--- Problem requirements ---
Return the listing below in full, with every line exactly as it is.

--- The records ---
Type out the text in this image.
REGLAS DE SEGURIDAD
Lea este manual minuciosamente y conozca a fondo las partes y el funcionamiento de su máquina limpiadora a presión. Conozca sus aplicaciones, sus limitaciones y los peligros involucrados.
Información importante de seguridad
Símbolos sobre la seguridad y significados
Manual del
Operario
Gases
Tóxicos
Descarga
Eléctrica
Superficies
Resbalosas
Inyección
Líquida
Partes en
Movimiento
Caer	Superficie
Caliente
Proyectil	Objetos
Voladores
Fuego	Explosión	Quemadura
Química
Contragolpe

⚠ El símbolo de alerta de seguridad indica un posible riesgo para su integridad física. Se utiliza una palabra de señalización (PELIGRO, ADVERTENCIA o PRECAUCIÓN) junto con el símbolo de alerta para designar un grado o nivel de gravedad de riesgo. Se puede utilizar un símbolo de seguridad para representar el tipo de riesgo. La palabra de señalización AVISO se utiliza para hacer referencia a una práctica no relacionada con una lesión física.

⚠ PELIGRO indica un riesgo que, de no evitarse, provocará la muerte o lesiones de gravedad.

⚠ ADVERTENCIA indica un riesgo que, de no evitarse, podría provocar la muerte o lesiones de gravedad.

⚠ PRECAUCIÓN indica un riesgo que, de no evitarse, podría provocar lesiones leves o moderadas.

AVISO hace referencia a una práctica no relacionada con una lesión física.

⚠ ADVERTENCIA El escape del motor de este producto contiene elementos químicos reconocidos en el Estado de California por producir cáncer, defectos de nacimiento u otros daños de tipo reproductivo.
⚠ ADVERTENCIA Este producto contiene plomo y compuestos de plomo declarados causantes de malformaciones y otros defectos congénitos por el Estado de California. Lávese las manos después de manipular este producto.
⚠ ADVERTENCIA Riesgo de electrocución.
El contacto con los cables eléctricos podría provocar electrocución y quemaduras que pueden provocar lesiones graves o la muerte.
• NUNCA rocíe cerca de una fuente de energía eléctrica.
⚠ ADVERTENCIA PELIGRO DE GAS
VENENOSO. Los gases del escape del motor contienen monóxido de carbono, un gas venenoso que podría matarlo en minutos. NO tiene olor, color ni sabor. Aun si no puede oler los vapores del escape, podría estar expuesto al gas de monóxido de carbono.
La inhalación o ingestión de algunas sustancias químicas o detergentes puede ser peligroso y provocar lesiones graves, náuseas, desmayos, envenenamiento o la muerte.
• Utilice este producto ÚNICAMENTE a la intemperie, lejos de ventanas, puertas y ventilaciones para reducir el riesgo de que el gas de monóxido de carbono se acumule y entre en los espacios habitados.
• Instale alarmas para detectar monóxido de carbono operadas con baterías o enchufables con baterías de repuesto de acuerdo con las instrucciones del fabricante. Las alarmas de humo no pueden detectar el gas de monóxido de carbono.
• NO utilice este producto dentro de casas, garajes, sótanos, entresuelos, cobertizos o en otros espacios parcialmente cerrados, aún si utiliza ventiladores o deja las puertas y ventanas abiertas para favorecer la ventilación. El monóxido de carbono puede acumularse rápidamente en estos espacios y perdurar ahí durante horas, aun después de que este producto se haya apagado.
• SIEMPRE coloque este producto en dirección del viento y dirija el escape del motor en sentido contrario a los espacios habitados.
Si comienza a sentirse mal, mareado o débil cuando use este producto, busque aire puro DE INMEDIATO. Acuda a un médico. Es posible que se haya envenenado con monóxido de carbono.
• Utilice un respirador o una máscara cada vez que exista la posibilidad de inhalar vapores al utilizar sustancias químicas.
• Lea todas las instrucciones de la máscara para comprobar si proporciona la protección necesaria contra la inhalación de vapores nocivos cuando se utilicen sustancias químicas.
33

--- Completed exercise ---
Type out the text in this image.
REGLAS DE SEGURIDAD
Lea este manual minuciosamente y conozca a fondo las partes y el funcionamiento de su máquina limpiadora a presión. Conozca sus aplicaciones, sus limitaciones y los peligros involucrados.
Información importante de seguridad
Símbolos sobre la seguridad y significados
Manual del
Operario
Gases
Tóxicos
Descarga
Eléctrica
Superficies
Resbalosas
Inyección
Líquida
Partes en
Movimiento
Caer	Superficie
Caliente
Proyectil	Objetos
Voladores
Fuego	Explosión	Quemadura
Química
Contragolpe

⚠ El símbolo de alerta de seguridad indica un posible riesgo para su integridad física. Se utiliza una palabra de señalización (PELIGRO, ADVERTENCIA o PRECAUCIÓN) junto con el símbolo de alerta para designar un grado o nivel de gravedad de riesgo. Se puede utilizar un símbolo de seguridad para representar el tipo de riesgo. La palabra de señalización AVISO se utiliza para hacer referencia a una práctica no relacionada con una lesión física.

⚠ PELIGRO indica un riesgo que, de no evitarse, provocará la muerte o lesiones de gravedad.

⚠ ADVERTENCIA indica un riesgo que, de no evitarse, podría provocar la muerte o lesiones de gravedad.

⚠ PRECAUCIÓN indica un riesgo que, de no evitarse, podría provocar lesiones leves o moderadas.

AVISO hace referencia a una práctica no relacionada con una lesión física.

⚠ ADVERTENCIA El escape del motor de este producto contiene elementos químicos reconocidos en el Estado de California por producir cáncer, defectos de nacimiento u otros daños de tipo reproductivo.
⚠ ADVERTENCIA Este producto contiene plomo y compuestos de plomo declarados causantes de malformaciones y otros defectos congénitos por el Estado de California. Lávese las manos después de manipular este producto.
⚠ ADVERTENCIA Riesgo de electrocución.
El contacto con los cables eléctricos podría provocar electrocución y quemaduras que pueden provocar lesiones graves o la muerte.
• NUNCA rocíe cerca de una fuente de energía eléctrica.
⚠ ADVERTENCIA PELIGRO DE GAS
VENENOSO. Los gases del escape del motor contienen monóxido de carbono, un gas venenoso que podría matarlo en minutos. NO tiene olor, color ni sabor. Aun si no puede oler los vapores del escape, podría estar expuesto al gas de monóxido de carbono.
La inhalación o ingestión de algunas sustancias químicas o detergentes puede ser peligroso y provocar lesiones graves, náuseas, desmayos, envenenamiento o la muerte.
• Utilice este producto ÚNICAMENTE a la intemperie, lejos de ventanas, puertas y ventilaciones para reducir el riesgo de que el gas de monóxido de carbono se acumule y entre en los espacios habitados.
• Instale alarmas para detectar monóxido de carbono operadas con baterías o enchufables con baterías de repuesto de acuerdo con las instrucciones del fabricante. Las alarmas de humo no pueden detectar el gas de monóxido de carbono.
• NO utilice este producto dentro de casas, garajes, sótanos, entresuelos, cobertizos o en otros espacios parcialmente cerrados, aún si utiliza ventiladores o deja las puertas y ventanas abiertas para favorecer la ventilación. El monóxido de carbono puede acumularse rápidamente en estos espacios y perdurar ahí durante horas, aun después de que este producto se haya apagado.
• SIEMPRE coloque este producto en dirección del viento y dirija el escape del motor en sentido contrario a los espacios habitados.
Si comienza a sentirse mal, mareado o débil cuando use este producto, busque aire puro DE INMEDIATO. Acuda a un médico. Es posible que se haya envenenado con monóxido de carbono.
• Utilice un respirador o una máscara cada vez que exista la posibilidad de inhalar vapores al utilizar sustancias químicas.
• Lea todas las instrucciones de la máscara para comprobar si proporciona la protección necesaria contra la inhalación de vapores nocivos cuando se utilicen sustancias químicas.
33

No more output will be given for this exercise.